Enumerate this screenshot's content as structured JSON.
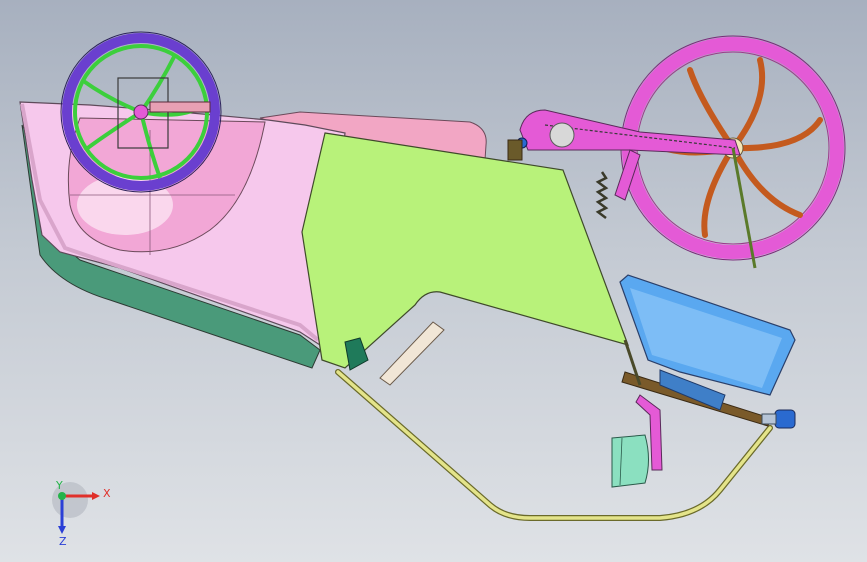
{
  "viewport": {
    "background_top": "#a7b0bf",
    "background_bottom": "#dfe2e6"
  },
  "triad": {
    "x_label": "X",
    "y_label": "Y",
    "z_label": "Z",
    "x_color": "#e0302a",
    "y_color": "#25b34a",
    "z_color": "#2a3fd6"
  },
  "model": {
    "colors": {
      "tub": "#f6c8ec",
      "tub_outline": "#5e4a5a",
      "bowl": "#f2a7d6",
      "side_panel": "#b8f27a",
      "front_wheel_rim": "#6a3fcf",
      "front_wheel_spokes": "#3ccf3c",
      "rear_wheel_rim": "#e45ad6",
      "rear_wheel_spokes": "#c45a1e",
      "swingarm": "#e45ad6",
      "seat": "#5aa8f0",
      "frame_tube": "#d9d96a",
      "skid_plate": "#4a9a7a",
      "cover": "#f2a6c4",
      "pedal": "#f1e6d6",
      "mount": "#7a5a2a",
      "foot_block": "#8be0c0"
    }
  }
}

* _Requirement_: Omit the pictures. Transcribe every record exactly.

* _Solution below_:
Enumerate this screenshot's content as structured JSON.
{
  "viewport": {
    "background_top": "#a7b0bf",
    "background_bottom": "#dfe2e6"
  },
  "triad": {
    "x_label": "X",
    "y_label": "Y",
    "z_label": "Z",
    "x_color": "#e0302a",
    "y_color": "#25b34a",
    "z_color": "#2a3fd6"
  },
  "model": {
    "colors": {
      "tub": "#f6c8ec",
      "tub_outline": "#5e4a5a",
      "bowl": "#f2a7d6",
      "side_panel": "#b8f27a",
      "front_wheel_rim": "#6a3fcf",
      "front_wheel_spokes": "#3ccf3c",
      "rear_wheel_rim": "#e45ad6",
      "rear_wheel_spokes": "#c45a1e",
      "swingarm": "#e45ad6",
      "seat": "#5aa8f0",
      "frame_tube": "#d9d96a",
      "skid_plate": "#4a9a7a",
      "cover": "#f2a6c4",
      "pedal": "#f1e6d6",
      "mount": "#7a5a2a",
      "foot_block": "#8be0c0"
    }
  }
}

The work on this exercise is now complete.